## Data records
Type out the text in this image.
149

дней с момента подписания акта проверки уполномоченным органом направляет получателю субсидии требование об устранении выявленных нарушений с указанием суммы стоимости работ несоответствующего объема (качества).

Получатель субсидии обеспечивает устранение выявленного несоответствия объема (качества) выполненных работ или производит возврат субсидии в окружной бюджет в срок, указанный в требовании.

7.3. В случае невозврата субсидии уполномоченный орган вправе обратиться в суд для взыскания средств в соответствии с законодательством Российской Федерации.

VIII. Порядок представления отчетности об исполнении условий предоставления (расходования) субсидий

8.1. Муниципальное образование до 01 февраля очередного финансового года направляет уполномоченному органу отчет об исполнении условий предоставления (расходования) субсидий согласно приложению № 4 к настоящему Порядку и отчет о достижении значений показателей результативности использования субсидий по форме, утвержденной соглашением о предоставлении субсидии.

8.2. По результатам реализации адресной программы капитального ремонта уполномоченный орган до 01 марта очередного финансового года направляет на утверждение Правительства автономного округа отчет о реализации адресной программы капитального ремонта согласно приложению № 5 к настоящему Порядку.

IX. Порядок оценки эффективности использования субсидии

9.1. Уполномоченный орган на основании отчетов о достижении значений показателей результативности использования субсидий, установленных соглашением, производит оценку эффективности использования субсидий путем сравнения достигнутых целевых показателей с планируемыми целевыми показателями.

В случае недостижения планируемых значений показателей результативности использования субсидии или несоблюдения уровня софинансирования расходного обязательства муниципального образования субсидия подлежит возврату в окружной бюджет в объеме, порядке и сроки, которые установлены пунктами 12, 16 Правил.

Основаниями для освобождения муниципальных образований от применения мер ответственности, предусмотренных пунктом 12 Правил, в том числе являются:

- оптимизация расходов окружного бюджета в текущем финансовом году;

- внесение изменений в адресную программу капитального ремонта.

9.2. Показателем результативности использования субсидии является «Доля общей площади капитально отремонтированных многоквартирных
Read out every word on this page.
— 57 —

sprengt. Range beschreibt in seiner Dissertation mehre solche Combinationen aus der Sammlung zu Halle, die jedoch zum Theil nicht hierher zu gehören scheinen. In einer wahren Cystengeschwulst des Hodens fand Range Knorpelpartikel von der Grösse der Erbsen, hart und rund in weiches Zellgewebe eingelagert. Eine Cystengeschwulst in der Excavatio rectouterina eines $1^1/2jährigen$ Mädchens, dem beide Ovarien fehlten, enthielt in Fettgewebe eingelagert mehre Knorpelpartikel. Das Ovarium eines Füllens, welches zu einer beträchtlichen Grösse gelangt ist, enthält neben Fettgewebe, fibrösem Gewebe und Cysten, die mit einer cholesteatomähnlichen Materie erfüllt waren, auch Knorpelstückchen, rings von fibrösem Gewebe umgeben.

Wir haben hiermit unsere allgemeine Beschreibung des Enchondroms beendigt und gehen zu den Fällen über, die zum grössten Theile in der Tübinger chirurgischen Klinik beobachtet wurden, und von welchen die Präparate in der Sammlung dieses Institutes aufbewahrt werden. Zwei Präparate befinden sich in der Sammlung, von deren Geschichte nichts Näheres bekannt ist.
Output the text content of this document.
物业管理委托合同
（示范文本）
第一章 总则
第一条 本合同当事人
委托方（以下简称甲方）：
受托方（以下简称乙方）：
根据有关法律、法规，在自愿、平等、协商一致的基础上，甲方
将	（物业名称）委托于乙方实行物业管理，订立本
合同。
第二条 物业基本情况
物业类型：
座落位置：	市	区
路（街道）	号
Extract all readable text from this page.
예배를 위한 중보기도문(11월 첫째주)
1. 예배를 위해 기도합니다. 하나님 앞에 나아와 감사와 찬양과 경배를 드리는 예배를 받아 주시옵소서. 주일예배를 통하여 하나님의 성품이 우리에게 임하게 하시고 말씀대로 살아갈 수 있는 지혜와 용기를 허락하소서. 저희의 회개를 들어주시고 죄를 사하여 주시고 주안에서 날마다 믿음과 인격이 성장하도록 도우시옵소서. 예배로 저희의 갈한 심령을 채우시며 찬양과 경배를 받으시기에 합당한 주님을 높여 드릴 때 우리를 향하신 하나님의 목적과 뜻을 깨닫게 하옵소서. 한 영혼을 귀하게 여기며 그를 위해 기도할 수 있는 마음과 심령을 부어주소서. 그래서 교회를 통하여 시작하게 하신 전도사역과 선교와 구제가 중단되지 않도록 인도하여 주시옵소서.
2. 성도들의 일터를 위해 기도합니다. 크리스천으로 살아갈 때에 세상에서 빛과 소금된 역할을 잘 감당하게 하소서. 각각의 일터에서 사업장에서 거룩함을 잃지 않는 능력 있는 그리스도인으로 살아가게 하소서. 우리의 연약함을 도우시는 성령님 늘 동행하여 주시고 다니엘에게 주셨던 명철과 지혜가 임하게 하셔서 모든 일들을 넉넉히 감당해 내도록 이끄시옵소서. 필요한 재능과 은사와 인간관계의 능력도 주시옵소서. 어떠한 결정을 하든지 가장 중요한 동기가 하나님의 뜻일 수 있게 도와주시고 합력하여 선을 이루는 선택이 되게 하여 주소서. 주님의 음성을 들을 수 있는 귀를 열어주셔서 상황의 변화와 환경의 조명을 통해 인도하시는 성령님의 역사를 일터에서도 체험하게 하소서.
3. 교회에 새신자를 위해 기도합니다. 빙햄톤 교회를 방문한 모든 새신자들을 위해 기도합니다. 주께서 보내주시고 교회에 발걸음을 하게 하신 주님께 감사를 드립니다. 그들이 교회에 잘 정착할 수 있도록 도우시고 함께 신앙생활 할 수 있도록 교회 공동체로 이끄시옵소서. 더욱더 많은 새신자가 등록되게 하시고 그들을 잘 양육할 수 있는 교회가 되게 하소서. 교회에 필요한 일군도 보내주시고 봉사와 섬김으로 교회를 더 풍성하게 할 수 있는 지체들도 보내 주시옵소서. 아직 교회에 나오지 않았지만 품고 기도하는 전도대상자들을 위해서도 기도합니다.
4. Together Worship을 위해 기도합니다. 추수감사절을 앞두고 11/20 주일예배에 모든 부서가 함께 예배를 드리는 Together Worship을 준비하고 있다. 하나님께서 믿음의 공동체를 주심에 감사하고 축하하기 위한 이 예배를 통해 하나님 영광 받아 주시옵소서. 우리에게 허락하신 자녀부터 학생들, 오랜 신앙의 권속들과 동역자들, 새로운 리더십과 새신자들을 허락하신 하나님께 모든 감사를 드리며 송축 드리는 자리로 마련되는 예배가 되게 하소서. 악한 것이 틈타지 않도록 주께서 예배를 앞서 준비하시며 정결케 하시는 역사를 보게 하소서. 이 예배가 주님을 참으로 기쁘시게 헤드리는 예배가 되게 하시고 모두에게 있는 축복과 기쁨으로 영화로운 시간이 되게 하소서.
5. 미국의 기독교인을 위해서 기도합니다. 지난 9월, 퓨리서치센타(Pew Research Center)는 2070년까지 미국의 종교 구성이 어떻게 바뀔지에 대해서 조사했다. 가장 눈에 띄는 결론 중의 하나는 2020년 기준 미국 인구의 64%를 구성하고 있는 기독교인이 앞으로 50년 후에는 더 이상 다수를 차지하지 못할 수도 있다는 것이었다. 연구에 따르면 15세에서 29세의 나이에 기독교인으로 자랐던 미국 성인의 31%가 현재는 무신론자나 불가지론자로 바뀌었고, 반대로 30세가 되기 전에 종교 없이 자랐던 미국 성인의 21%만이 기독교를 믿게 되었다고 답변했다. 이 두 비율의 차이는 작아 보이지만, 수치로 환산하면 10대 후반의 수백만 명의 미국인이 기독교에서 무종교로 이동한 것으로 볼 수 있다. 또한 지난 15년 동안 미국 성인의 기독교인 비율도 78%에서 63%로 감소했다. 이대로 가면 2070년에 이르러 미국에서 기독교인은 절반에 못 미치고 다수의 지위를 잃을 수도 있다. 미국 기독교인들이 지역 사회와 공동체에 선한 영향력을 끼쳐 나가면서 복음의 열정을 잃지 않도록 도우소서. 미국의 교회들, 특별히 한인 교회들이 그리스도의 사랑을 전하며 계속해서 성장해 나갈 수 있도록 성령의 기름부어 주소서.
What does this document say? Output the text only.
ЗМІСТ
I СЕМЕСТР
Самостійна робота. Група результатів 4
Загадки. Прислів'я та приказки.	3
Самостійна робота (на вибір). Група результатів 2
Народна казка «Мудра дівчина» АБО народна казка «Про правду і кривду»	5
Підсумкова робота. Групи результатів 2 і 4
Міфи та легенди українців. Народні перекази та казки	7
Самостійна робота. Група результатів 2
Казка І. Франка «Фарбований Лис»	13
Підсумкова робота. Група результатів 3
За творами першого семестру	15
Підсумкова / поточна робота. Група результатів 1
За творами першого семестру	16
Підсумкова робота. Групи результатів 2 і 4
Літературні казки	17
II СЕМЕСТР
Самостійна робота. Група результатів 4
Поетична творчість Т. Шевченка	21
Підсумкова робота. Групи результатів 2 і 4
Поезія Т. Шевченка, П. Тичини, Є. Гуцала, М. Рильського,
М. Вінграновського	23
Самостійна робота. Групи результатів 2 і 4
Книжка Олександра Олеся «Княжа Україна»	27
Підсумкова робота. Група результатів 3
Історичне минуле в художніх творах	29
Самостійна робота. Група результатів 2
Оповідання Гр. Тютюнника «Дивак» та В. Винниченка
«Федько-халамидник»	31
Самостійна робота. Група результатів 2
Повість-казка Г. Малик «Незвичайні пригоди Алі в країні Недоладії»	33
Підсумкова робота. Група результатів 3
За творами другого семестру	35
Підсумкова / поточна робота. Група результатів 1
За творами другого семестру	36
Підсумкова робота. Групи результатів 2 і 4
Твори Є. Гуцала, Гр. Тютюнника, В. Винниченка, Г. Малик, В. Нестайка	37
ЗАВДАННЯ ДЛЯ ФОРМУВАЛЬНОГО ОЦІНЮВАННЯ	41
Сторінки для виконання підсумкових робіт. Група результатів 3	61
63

## The exercise
Count how many lines of the material hold the string "Output". Give the number and nothing more.

## Exercise response
2